### Problem requirements
Would you transcribe the listing that follows, character for character, and omit its images?

### Material to process
■ ■ ■
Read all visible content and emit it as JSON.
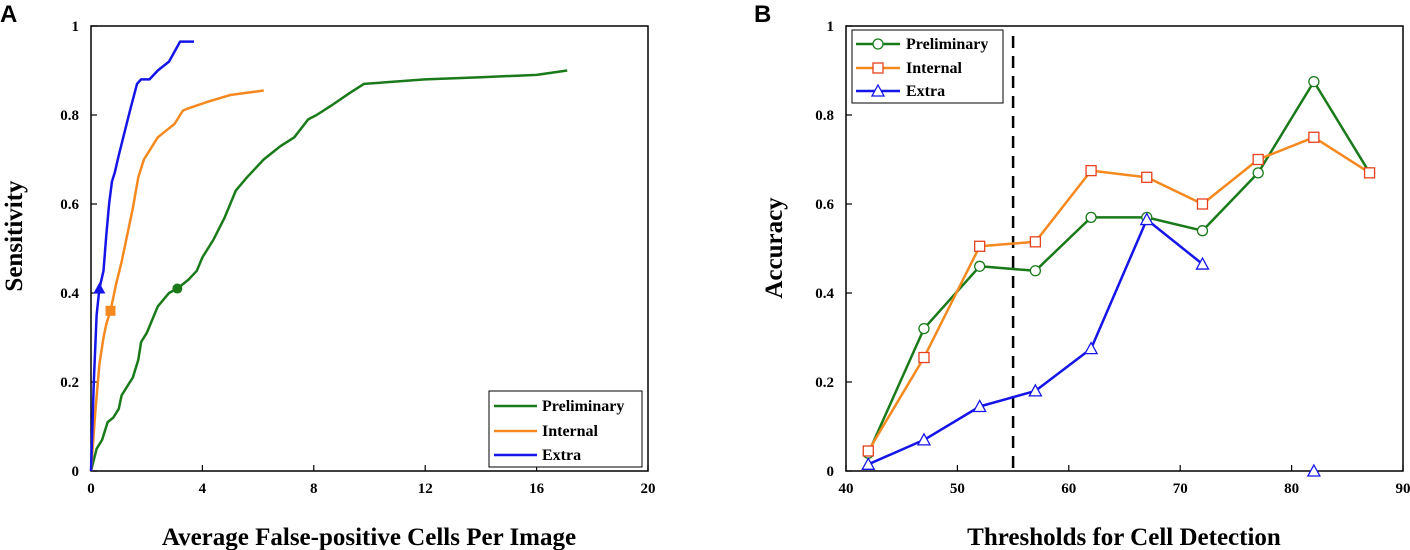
{
  "chart_data": [
    {
      "panel": "A",
      "type": "line",
      "xlabel": "Average False-positive Cells Per Image",
      "ylabel": "Sensitivity",
      "xlim": [
        0,
        20
      ],
      "ylim": [
        0,
        1
      ],
      "xticks": [
        0,
        4,
        8,
        12,
        16,
        20
      ],
      "yticks": [
        0,
        0.2,
        0.4,
        0.6,
        0.8,
        1
      ],
      "xtick_labels": [
        "0",
        "4",
        "8",
        "12",
        "16",
        "20"
      ],
      "ytick_labels": [
        "0",
        "0.2",
        "0.4",
        "0.6",
        "0.8",
        "1"
      ],
      "legend_position": "bottom-right",
      "series": [
        {
          "name": "Preliminary",
          "color": "#1a7a1a",
          "marker": "filled-circle",
          "marker_point": [
            3.1,
            0.41
          ],
          "x": [
            0,
            0.2,
            0.4,
            0.5,
            0.6,
            0.8,
            1.0,
            1.1,
            1.3,
            1.5,
            1.7,
            1.8,
            2.0,
            2.4,
            2.8,
            3.1,
            3.5,
            3.8,
            4.0,
            4.4,
            4.8,
            5.2,
            5.6,
            6.2,
            6.6,
            6.8,
            7.3,
            7.8,
            8.1,
            8.6,
            9.3,
            9.8,
            12,
            14,
            16,
            17.1
          ],
          "y": [
            0,
            0.05,
            0.07,
            0.09,
            0.11,
            0.12,
            0.14,
            0.17,
            0.19,
            0.21,
            0.25,
            0.29,
            0.31,
            0.37,
            0.4,
            0.41,
            0.43,
            0.45,
            0.48,
            0.52,
            0.57,
            0.63,
            0.66,
            0.7,
            0.72,
            0.73,
            0.75,
            0.79,
            0.8,
            0.82,
            0.85,
            0.87,
            0.88,
            0.885,
            0.89,
            0.9
          ]
        },
        {
          "name": "Internal",
          "color": "#f5891f",
          "marker": "filled-square",
          "marker_point": [
            0.7,
            0.36
          ],
          "x": [
            0,
            0.15,
            0.3,
            0.45,
            0.55,
            0.7,
            0.9,
            1.1,
            1.3,
            1.5,
            1.7,
            1.9,
            2.1,
            2.4,
            2.6,
            2.8,
            3.0,
            3.3,
            3.5,
            4.2,
            5.0,
            5.6,
            6.2
          ],
          "y": [
            0,
            0.13,
            0.24,
            0.3,
            0.33,
            0.36,
            0.42,
            0.47,
            0.53,
            0.59,
            0.66,
            0.7,
            0.72,
            0.75,
            0.76,
            0.77,
            0.78,
            0.81,
            0.815,
            0.83,
            0.845,
            0.85,
            0.855
          ]
        },
        {
          "name": "Extra",
          "color": "#1515e8",
          "marker": "filled-triangle",
          "marker_point": [
            0.3,
            0.41
          ],
          "x": [
            0,
            0.1,
            0.2,
            0.3,
            0.45,
            0.55,
            0.65,
            0.75,
            0.85,
            1.0,
            1.2,
            1.4,
            1.65,
            1.8,
            2.1,
            2.4,
            2.8,
            3.2,
            3.7
          ],
          "y": [
            0,
            0.2,
            0.35,
            0.41,
            0.45,
            0.53,
            0.6,
            0.65,
            0.67,
            0.71,
            0.76,
            0.81,
            0.87,
            0.88,
            0.88,
            0.9,
            0.92,
            0.965,
            0.965
          ]
        }
      ]
    },
    {
      "panel": "B",
      "type": "line",
      "xlabel": "Thresholds for Cell Detection",
      "ylabel": "Accuracy",
      "xlim": [
        40,
        90
      ],
      "ylim": [
        0,
        1
      ],
      "xticks": [
        40,
        50,
        60,
        70,
        80,
        90
      ],
      "yticks": [
        0,
        0.2,
        0.4,
        0.6,
        0.8,
        1
      ],
      "xtick_labels": [
        "40",
        "50",
        "60",
        "70",
        "80",
        "90"
      ],
      "ytick_labels": [
        "0",
        "0.2",
        "0.4",
        "0.6",
        "0.8",
        "1"
      ],
      "vertical_reference_line_x": 55,
      "legend_position": "top-left",
      "series": [
        {
          "name": "Preliminary",
          "color": "#1a7a1a",
          "marker": "open-circle",
          "x": [
            42,
            47,
            52,
            57,
            62,
            67,
            72,
            77,
            82,
            87
          ],
          "y": [
            0.04,
            0.32,
            0.46,
            0.45,
            0.57,
            0.57,
            0.54,
            0.67,
            0.875,
            0.67
          ]
        },
        {
          "name": "Internal",
          "color": "#f5891f",
          "marker": "open-square",
          "x": [
            42,
            47,
            52,
            57,
            62,
            67,
            72,
            77,
            82,
            87
          ],
          "y": [
            0.045,
            0.255,
            0.505,
            0.515,
            0.675,
            0.66,
            0.6,
            0.7,
            0.75,
            0.67
          ]
        },
        {
          "name": "Extra",
          "color": "#1515e8",
          "marker": "open-triangle",
          "x": [
            42,
            47,
            52,
            57,
            62,
            67,
            72
          ],
          "y": [
            0.015,
            0.07,
            0.145,
            0.18,
            0.275,
            0.565,
            0.465
          ],
          "extra_point": [
            82,
            0
          ]
        }
      ]
    }
  ]
}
■ ■ ■
### Completed exercise
Read all visible content and emit it as JSON.
{
  "chart_data": [
    {
      "panel": "A",
      "type": "line",
      "xlabel": "Average False-positive Cells Per Image",
      "ylabel": "Sensitivity",
      "xlim": [
        0,
        20
      ],
      "ylim": [
        0,
        1
      ],
      "xticks": [
        0,
        4,
        8,
        12,
        16,
        20
      ],
      "yticks": [
        0,
        0.2,
        0.4,
        0.6,
        0.8,
        1
      ],
      "xtick_labels": [
        "0",
        "4",
        "8",
        "12",
        "16",
        "20"
      ],
      "ytick_labels": [
        "0",
        "0.2",
        "0.4",
        "0.6",
        "0.8",
        "1"
      ],
      "legend_position": "bottom-right",
      "series": [
        {
          "name": "Preliminary",
          "color": "#1a7a1a",
          "marker": "filled-circle",
          "marker_point": [
            3.1,
            0.41
          ],
          "x": [
            0,
            0.2,
            0.4,
            0.5,
            0.6,
            0.8,
            1.0,
            1.1,
            1.3,
            1.5,
            1.7,
            1.8,
            2.0,
            2.4,
            2.8,
            3.1,
            3.5,
            3.8,
            4.0,
            4.4,
            4.8,
            5.2,
            5.6,
            6.2,
            6.6,
            6.8,
            7.3,
            7.8,
            8.1,
            8.6,
            9.3,
            9.8,
            12,
            14,
            16,
            17.1
          ],
          "y": [
            0,
            0.05,
            0.07,
            0.09,
            0.11,
            0.12,
            0.14,
            0.17,
            0.19,
            0.21,
            0.25,
            0.29,
            0.31,
            0.37,
            0.4,
            0.41,
            0.43,
            0.45,
            0.48,
            0.52,
            0.57,
            0.63,
            0.66,
            0.7,
            0.72,
            0.73,
            0.75,
            0.79,
            0.8,
            0.82,
            0.85,
            0.87,
            0.88,
            0.885,
            0.89,
            0.9
          ]
        },
        {
          "name": "Internal",
          "color": "#f5891f",
          "marker": "filled-square",
          "marker_point": [
            0.7,
            0.36
          ],
          "x": [
            0,
            0.15,
            0.3,
            0.45,
            0.55,
            0.7,
            0.9,
            1.1,
            1.3,
            1.5,
            1.7,
            1.9,
            2.1,
            2.4,
            2.6,
            2.8,
            3.0,
            3.3,
            3.5,
            4.2,
            5.0,
            5.6,
            6.2
          ],
          "y": [
            0,
            0.13,
            0.24,
            0.3,
            0.33,
            0.36,
            0.42,
            0.47,
            0.53,
            0.59,
            0.66,
            0.7,
            0.72,
            0.75,
            0.76,
            0.77,
            0.78,
            0.81,
            0.815,
            0.83,
            0.845,
            0.85,
            0.855
          ]
        },
        {
          "name": "Extra",
          "color": "#1515e8",
          "marker": "filled-triangle",
          "marker_point": [
            0.3,
            0.41
          ],
          "x": [
            0,
            0.1,
            0.2,
            0.3,
            0.45,
            0.55,
            0.65,
            0.75,
            0.85,
            1.0,
            1.2,
            1.4,
            1.65,
            1.8,
            2.1,
            2.4,
            2.8,
            3.2,
            3.7
          ],
          "y": [
            0,
            0.2,
            0.35,
            0.41,
            0.45,
            0.53,
            0.6,
            0.65,
            0.67,
            0.71,
            0.76,
            0.81,
            0.87,
            0.88,
            0.88,
            0.9,
            0.92,
            0.965,
            0.965
          ]
        }
      ]
    },
    {
      "panel": "B",
      "type": "line",
      "xlabel": "Thresholds for Cell Detection",
      "ylabel": "Accuracy",
      "xlim": [
        40,
        90
      ],
      "ylim": [
        0,
        1
      ],
      "xticks": [
        40,
        50,
        60,
        70,
        80,
        90
      ],
      "yticks": [
        0,
        0.2,
        0.4,
        0.6,
        0.8,
        1
      ],
      "xtick_labels": [
        "40",
        "50",
        "60",
        "70",
        "80",
        "90"
      ],
      "ytick_labels": [
        "0",
        "0.2",
        "0.4",
        "0.6",
        "0.8",
        "1"
      ],
      "vertical_reference_line_x": 55,
      "legend_position": "top-left",
      "series": [
        {
          "name": "Preliminary",
          "color": "#1a7a1a",
          "marker": "open-circle",
          "x": [
            42,
            47,
            52,
            57,
            62,
            67,
            72,
            77,
            82,
            87
          ],
          "y": [
            0.04,
            0.32,
            0.46,
            0.45,
            0.57,
            0.57,
            0.54,
            0.67,
            0.875,
            0.67
          ]
        },
        {
          "name": "Internal",
          "color": "#f5891f",
          "marker": "open-square",
          "x": [
            42,
            47,
            52,
            57,
            62,
            67,
            72,
            77,
            82,
            87
          ],
          "y": [
            0.045,
            0.255,
            0.505,
            0.515,
            0.675,
            0.66,
            0.6,
            0.7,
            0.75,
            0.67
          ]
        },
        {
          "name": "Extra",
          "color": "#1515e8",
          "marker": "open-triangle",
          "x": [
            42,
            47,
            52,
            57,
            62,
            67,
            72
          ],
          "y": [
            0.015,
            0.07,
            0.145,
            0.18,
            0.275,
            0.565,
            0.465
          ],
          "extra_point": [
            82,
            0
          ]
        }
      ]
    }
  ]
}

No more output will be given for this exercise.